WHAT IS REQUIRED :: The entries below need to be written out exactly, with no pictures included.

(A block of data)
* START *

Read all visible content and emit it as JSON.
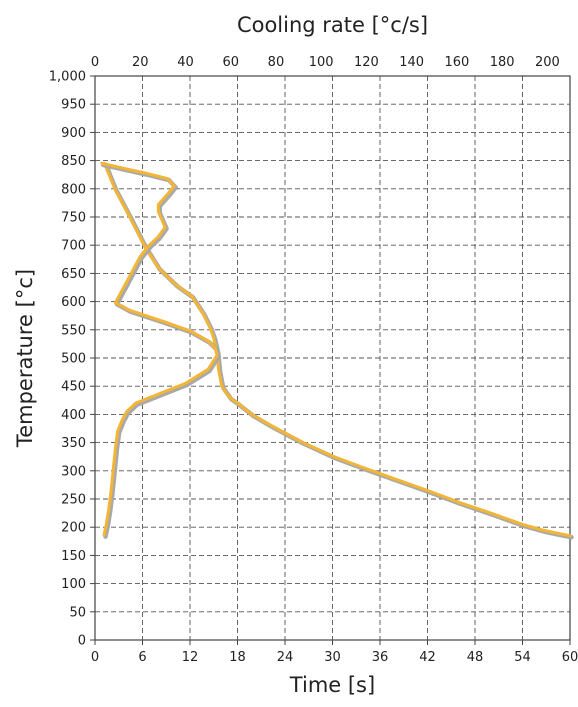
{
  "chart_data": {
    "type": "line",
    "xlabel": "Time [s]",
    "x2label": "Cooling rate [°c/s]",
    "ylabel": "Temperature [°c]",
    "xlim": [
      0,
      60
    ],
    "x2lim": [
      0,
      210
    ],
    "ylim": [
      0,
      1000
    ],
    "xticks": [
      0,
      6,
      12,
      18,
      24,
      30,
      36,
      42,
      48,
      54,
      60
    ],
    "x2ticks": [
      0,
      20,
      40,
      60,
      80,
      100,
      120,
      140,
      160,
      180,
      200
    ],
    "yticks": [
      0,
      50,
      100,
      150,
      200,
      250,
      300,
      350,
      400,
      450,
      500,
      550,
      600,
      650,
      700,
      750,
      800,
      850,
      900,
      950,
      1000
    ],
    "ytick_labels": [
      "0",
      "50",
      "100",
      "150",
      "200",
      "250",
      "300",
      "350",
      "400",
      "450",
      "500",
      "550",
      "600",
      "650",
      "700",
      "750",
      "800",
      "850",
      "900",
      "950",
      "1,000"
    ],
    "grid": true,
    "line_color": "#f2b535",
    "shadow_color": "#a9a9a9",
    "series": [
      {
        "axis": "time",
        "x": [
          1.2,
          2.5,
          4.4,
          6.2,
          8.0,
          10.2,
          12.2,
          13.6,
          14.5,
          15.0,
          15.4,
          15.6,
          16.0,
          17.0,
          18.0,
          19.8,
          22.0,
          26.0,
          30.0,
          34.0,
          38.0,
          42.0,
          46.0,
          50.0,
          54.0,
          56.5,
          58.5,
          60.0
        ],
        "y": [
          845,
          800,
          750,
          700,
          660,
          630,
          610,
          580,
          555,
          535,
          510,
          480,
          450,
          430,
          420,
          400,
          382,
          352,
          326,
          305,
          285,
          265,
          244,
          225,
          205,
          195,
          189,
          185
        ]
      },
      {
        "axis": "cooling_rate",
        "x": [
          3,
          22,
          32,
          35,
          32,
          28,
          28,
          31,
          28,
          24,
          20,
          16,
          12,
          9,
          15,
          30,
          42,
          50,
          53,
          54,
          50,
          40,
          28,
          18,
          14,
          12,
          10,
          9,
          8,
          7,
          6,
          5,
          4
        ],
        "y": [
          845,
          828,
          818,
          805,
          790,
          772,
          760,
          732,
          715,
          700,
          680,
          650,
          620,
          598,
          585,
          565,
          548,
          530,
          518,
          505,
          480,
          455,
          436,
          420,
          405,
          390,
          370,
          340,
          300,
          260,
          230,
          205,
          186
        ]
      }
    ]
  }
}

* END *

FINISHED EXERCISE ::
Read all visible content and emit it as JSON.
{
  "chart_data": {
    "type": "line",
    "xlabel": "Time [s]",
    "x2label": "Cooling rate [°c/s]",
    "ylabel": "Temperature [°c]",
    "xlim": [
      0,
      60
    ],
    "x2lim": [
      0,
      210
    ],
    "ylim": [
      0,
      1000
    ],
    "xticks": [
      0,
      6,
      12,
      18,
      24,
      30,
      36,
      42,
      48,
      54,
      60
    ],
    "x2ticks": [
      0,
      20,
      40,
      60,
      80,
      100,
      120,
      140,
      160,
      180,
      200
    ],
    "yticks": [
      0,
      50,
      100,
      150,
      200,
      250,
      300,
      350,
      400,
      450,
      500,
      550,
      600,
      650,
      700,
      750,
      800,
      850,
      900,
      950,
      1000
    ],
    "ytick_labels": [
      "0",
      "50",
      "100",
      "150",
      "200",
      "250",
      "300",
      "350",
      "400",
      "450",
      "500",
      "550",
      "600",
      "650",
      "700",
      "750",
      "800",
      "850",
      "900",
      "950",
      "1,000"
    ],
    "grid": true,
    "line_color": "#f2b535",
    "shadow_color": "#a9a9a9",
    "series": [
      {
        "axis": "time",
        "x": [
          1.2,
          2.5,
          4.4,
          6.2,
          8.0,
          10.2,
          12.2,
          13.6,
          14.5,
          15.0,
          15.4,
          15.6,
          16.0,
          17.0,
          18.0,
          19.8,
          22.0,
          26.0,
          30.0,
          34.0,
          38.0,
          42.0,
          46.0,
          50.0,
          54.0,
          56.5,
          58.5,
          60.0
        ],
        "y": [
          845,
          800,
          750,
          700,
          660,
          630,
          610,
          580,
          555,
          535,
          510,
          480,
          450,
          430,
          420,
          400,
          382,
          352,
          326,
          305,
          285,
          265,
          244,
          225,
          205,
          195,
          189,
          185
        ]
      },
      {
        "axis": "cooling_rate",
        "x": [
          3,
          22,
          32,
          35,
          32,
          28,
          28,
          31,
          28,
          24,
          20,
          16,
          12,
          9,
          15,
          30,
          42,
          50,
          53,
          54,
          50,
          40,
          28,
          18,
          14,
          12,
          10,
          9,
          8,
          7,
          6,
          5,
          4
        ],
        "y": [
          845,
          828,
          818,
          805,
          790,
          772,
          760,
          732,
          715,
          700,
          680,
          650,
          620,
          598,
          585,
          565,
          548,
          530,
          518,
          505,
          480,
          455,
          436,
          420,
          405,
          390,
          370,
          340,
          300,
          260,
          230,
          205,
          186
        ]
      }
    ]
  }
}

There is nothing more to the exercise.